- _Excerpt to read_
Rep. Henry Waxman (D-Calif.) said claims that reform would create new jobs “bear little to no relation to the facts….Contrary to arguments made by proponents of medical liability reform, the experiences of states that have implemented targeted types of reform demonstrate that they have not reaped the magical benefits some have claimed.”
“Let’s take my own state of California, for instance. California enacted the Medical Injury Compensation Reform Act — or MICRA — in 1975. In the first 13 years after its passage, medical malpractice insurance premiums shot up by some 450%. Premiums only decreased after California subsequently enacted Proposition 103, a ballot initiative that included a mandatory 20% premium rate rollback,” Waxman said.
Waxman said the bill would pre-empt states’ rights.
“Regulation of insurance and the practice of medicine are quintessential state issues — they always have been. H.R. 5 would take away that or pre-empt that authority and that prerogative….But as this legislation makes clear, that guiding philosophy evaporates when it comes to protecting the interests of the insurance industry. No wonder the author of this legislation did not cite the 10th Amendment — the one that reserves power to the states — as the constitutional basis for its introduction,” he said.
John Dingell (D-Mich.) called H.R. 5 a “flawed attempt at medical malpractice reform in the extreme.” He proposed what he called a “third way solution” of increased patient safety programs, such as the Department of Human Services’ Patient Safety and Medical Liability initiative, which made $25 million available for planning and demonstration grants to test models for patient safety, foster better communication between doctors and patients, and achieve medical liability reform.

(Page segmentation data)

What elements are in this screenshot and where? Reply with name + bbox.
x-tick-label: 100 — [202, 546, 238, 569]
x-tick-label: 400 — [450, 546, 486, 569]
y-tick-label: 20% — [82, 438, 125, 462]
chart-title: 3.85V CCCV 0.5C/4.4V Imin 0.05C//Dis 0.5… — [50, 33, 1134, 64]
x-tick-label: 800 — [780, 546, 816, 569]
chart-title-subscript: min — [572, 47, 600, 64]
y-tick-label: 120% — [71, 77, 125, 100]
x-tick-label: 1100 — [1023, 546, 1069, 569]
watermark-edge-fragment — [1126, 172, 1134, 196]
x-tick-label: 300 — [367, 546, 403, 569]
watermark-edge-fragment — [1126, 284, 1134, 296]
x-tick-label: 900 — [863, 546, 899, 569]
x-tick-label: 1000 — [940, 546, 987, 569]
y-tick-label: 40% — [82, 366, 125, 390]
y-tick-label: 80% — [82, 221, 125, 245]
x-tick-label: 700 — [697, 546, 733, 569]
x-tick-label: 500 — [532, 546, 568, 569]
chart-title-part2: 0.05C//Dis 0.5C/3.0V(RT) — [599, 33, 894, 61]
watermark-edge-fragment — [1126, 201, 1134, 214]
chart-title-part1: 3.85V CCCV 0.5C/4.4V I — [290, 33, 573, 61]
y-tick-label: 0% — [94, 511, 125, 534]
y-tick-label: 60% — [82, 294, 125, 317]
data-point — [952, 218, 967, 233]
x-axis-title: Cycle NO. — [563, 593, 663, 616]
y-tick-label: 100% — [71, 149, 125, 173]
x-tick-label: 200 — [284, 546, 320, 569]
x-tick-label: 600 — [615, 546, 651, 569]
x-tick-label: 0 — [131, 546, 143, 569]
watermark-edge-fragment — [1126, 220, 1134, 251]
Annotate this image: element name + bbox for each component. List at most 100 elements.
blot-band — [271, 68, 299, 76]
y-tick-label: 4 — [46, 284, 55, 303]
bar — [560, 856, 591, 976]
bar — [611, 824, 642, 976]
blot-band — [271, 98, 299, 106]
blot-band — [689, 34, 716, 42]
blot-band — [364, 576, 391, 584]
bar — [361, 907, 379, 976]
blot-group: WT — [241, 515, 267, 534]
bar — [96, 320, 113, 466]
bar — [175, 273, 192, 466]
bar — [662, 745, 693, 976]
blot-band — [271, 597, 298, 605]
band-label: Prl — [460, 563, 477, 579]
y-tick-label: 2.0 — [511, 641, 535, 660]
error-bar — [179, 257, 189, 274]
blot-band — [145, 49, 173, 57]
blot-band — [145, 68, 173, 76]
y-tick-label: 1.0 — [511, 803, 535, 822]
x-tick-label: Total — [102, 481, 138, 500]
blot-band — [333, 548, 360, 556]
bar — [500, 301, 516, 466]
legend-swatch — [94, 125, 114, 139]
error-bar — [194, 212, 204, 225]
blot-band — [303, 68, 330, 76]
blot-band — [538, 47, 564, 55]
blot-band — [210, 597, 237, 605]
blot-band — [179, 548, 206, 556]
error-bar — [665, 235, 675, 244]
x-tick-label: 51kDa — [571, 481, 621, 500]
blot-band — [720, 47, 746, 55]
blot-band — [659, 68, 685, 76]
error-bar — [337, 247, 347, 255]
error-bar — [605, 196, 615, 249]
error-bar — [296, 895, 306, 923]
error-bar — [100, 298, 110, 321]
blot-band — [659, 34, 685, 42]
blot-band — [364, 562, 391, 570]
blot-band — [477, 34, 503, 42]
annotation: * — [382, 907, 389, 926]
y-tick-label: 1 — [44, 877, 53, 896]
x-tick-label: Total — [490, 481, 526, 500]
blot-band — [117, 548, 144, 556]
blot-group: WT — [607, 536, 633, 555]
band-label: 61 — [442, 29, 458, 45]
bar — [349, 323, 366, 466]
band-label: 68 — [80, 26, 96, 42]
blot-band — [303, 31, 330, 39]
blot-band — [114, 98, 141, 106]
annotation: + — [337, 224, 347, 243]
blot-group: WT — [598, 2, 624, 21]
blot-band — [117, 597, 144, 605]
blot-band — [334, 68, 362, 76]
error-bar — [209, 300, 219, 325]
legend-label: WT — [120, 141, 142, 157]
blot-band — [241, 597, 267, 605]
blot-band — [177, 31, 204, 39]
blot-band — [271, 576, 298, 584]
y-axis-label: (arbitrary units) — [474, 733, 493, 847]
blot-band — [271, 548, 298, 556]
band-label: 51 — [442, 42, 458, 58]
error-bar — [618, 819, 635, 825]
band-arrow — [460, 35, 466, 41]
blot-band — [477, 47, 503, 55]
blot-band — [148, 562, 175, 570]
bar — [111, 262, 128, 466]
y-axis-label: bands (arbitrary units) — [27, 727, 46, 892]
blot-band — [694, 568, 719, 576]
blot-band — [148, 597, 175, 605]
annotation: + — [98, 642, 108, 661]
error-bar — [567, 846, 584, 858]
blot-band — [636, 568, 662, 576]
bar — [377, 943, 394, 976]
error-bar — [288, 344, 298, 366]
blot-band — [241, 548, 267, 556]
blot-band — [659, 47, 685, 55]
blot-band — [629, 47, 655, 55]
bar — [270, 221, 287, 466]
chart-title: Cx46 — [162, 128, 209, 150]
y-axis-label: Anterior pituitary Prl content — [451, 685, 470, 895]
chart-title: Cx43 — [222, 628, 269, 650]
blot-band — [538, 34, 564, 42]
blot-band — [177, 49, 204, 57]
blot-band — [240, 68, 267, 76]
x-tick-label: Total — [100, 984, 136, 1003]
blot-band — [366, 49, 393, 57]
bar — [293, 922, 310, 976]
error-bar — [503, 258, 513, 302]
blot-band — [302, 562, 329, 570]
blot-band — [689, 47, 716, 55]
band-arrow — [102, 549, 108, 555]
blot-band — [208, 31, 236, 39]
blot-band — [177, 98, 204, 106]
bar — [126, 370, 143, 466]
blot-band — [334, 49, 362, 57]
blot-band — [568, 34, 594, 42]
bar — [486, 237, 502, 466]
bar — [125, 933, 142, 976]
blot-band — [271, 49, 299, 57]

- _Problems to solve_
(1) List every bill, law, ballot measure, or constitutional amendment named in the excerpt on medical liability reform.
(2) Duplicate the passage of the excerpt on medical liability reform from "Rep. Henry Waxman" to "pre-empt states’ rights.", word for word.

- _Results for the exercise_
(1)
- Medical Injury Compensation Reform Act (MICRA)
- Proposition 103
- H.R. 5
- 10th Amendment

(2)
Rep. Henry Waxman (D-Calif.) said claims that reform would create new jobs “bear little to no relation to the facts….Contrary to arguments made by proponents of medical liability reform, the experiences of states that have implemented targeted types of reform demonstrate that they have not reaped the magical benefits some have claimed.”
“Let’s take my own state of California, for instance. California enacted the Medical Injury Compensation Reform Act — or MICRA — in 1975. In the first 13 years after its passage, medical malpractice insurance premiums shot up by some 450%. Premiums only decreased after California subsequently enacted Proposition 103, a ballot initiative that included a mandatory 20% premium rate rollback,” Waxman said.
Waxman said the bill would pre-empt states’ rights.